What is being asked
Extract, from the listing that follows, each line containing the word "make".

Entries shown
+---+

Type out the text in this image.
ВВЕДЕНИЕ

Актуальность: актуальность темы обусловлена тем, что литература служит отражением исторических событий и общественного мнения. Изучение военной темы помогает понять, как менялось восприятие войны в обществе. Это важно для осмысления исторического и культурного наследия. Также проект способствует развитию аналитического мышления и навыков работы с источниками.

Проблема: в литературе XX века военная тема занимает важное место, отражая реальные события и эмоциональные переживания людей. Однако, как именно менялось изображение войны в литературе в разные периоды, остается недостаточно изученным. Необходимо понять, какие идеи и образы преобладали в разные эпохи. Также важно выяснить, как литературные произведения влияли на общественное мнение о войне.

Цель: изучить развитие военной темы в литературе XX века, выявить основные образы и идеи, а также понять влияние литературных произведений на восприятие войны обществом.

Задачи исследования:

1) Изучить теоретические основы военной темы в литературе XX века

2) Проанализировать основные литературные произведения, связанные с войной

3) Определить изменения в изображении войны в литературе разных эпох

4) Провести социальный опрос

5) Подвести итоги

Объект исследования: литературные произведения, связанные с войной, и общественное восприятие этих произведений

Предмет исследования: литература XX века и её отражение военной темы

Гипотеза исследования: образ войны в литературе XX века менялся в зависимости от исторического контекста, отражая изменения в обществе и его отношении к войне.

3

+---+

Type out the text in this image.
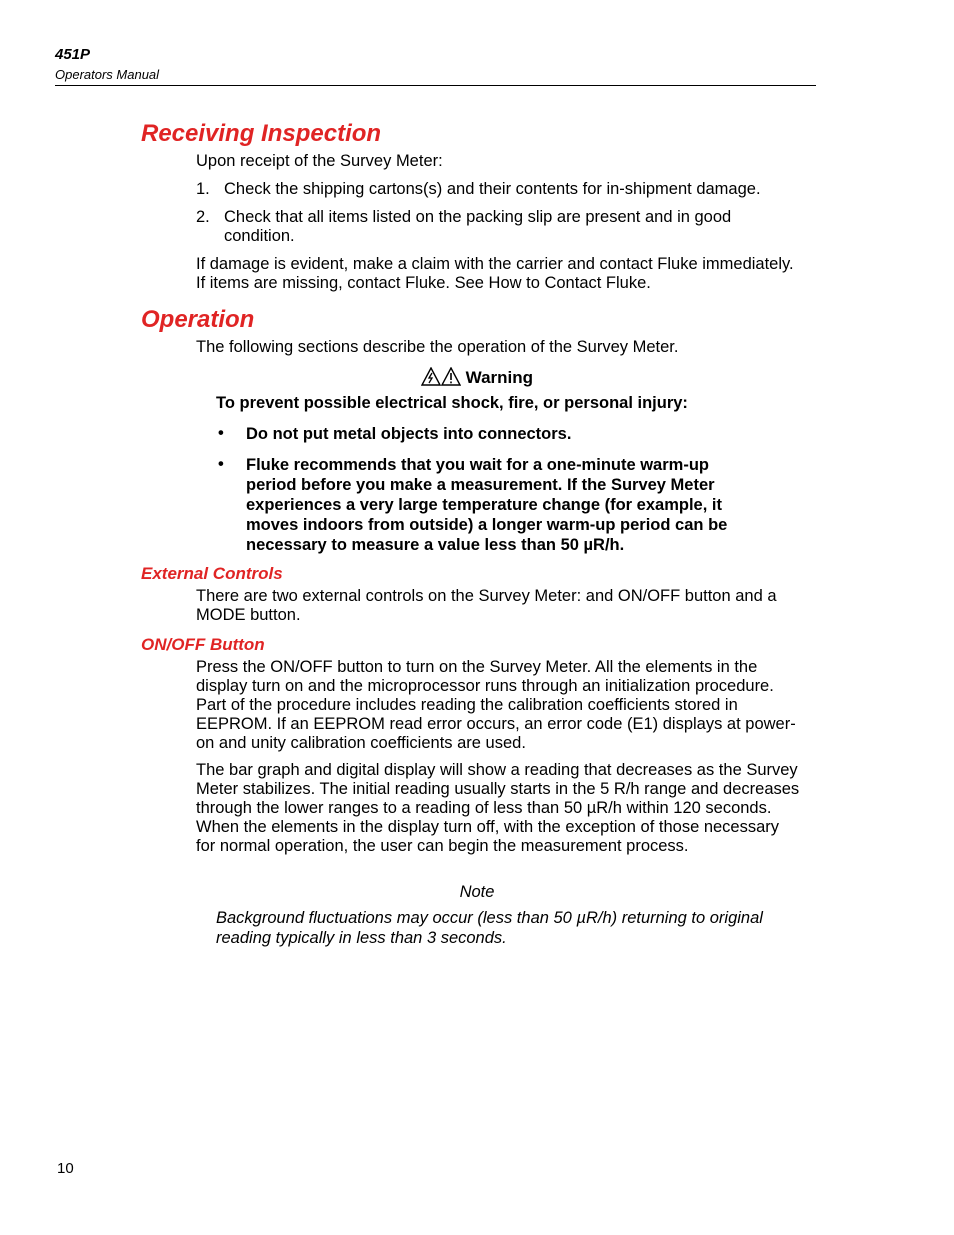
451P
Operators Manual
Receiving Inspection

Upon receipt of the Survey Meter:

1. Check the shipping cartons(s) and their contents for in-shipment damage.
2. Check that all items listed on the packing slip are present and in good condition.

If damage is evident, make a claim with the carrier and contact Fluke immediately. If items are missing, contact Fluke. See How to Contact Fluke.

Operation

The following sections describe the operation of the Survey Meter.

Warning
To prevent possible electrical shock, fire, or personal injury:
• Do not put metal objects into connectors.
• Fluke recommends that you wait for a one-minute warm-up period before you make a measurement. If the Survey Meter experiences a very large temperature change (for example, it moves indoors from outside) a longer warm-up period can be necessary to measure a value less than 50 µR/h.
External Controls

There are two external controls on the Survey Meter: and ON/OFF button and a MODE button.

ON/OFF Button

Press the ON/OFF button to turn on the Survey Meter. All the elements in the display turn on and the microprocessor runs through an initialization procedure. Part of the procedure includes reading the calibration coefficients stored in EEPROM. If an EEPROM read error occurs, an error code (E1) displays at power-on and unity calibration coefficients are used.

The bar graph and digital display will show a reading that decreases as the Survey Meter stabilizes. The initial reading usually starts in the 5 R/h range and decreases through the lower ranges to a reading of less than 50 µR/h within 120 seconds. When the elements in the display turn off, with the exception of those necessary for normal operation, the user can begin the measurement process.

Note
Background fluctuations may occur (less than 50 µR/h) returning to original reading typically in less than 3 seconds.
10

+---+

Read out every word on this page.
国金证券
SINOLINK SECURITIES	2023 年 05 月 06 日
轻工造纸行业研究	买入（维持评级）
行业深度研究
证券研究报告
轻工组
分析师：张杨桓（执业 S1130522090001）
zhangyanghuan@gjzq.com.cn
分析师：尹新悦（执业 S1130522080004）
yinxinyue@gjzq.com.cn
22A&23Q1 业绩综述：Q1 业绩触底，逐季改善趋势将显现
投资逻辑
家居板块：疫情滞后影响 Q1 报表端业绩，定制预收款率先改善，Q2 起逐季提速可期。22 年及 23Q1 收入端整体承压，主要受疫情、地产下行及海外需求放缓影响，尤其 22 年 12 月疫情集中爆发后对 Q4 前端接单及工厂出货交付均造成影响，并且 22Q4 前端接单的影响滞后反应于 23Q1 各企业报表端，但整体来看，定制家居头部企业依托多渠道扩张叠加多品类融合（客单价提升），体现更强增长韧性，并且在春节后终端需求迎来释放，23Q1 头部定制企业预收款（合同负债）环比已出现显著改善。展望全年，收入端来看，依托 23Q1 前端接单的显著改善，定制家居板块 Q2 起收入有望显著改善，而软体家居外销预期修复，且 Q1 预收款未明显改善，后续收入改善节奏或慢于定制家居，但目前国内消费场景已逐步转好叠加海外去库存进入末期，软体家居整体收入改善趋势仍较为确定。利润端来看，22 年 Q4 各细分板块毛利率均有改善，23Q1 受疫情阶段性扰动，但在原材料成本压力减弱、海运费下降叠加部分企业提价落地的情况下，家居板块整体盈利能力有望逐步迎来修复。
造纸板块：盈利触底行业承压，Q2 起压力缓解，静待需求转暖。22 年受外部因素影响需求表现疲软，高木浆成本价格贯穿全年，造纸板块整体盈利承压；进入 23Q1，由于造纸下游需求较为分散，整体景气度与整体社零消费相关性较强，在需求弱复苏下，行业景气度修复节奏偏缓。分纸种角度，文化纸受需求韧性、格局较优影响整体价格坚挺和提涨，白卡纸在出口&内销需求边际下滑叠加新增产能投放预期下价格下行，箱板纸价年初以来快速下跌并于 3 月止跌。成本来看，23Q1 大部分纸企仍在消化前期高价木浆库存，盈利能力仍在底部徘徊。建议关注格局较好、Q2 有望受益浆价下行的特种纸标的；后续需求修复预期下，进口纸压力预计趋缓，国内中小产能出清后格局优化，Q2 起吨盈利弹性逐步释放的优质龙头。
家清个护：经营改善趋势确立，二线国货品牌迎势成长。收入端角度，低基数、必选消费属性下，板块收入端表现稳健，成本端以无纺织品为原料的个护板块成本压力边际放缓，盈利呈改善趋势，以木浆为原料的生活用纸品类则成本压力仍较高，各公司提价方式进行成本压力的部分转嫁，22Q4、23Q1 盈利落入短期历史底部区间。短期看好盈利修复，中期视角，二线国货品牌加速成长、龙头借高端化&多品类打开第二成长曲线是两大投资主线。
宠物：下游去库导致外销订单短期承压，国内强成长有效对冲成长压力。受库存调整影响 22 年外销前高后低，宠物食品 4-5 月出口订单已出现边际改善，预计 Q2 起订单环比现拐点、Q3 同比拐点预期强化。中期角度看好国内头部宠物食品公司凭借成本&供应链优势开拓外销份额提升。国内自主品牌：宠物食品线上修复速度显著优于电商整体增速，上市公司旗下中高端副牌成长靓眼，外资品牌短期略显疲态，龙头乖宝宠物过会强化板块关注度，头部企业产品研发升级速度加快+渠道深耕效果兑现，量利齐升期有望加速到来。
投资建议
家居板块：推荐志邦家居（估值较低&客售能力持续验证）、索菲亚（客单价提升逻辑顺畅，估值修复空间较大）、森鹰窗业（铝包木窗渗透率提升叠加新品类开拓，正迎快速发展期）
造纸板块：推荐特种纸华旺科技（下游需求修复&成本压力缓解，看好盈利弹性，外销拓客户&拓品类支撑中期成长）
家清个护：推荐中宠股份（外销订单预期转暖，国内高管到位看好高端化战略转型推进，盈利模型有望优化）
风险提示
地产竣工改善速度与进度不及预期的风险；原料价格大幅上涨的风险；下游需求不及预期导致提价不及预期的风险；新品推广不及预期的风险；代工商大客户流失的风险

+---+

Correct result
If damage is evident, make a claim with the carrier and contact Fluke immediately. If items are missing, contact Fluke. See How to Contact Fluke.
• Fluke recommends that you wait for a one-minute warm-up period before you make a measurement. If the Survey Meter experiences a very large temperature change (for example, it moves indoors from outside) a longer warm-up period can be necessary to measure a value less than 50 µR/h.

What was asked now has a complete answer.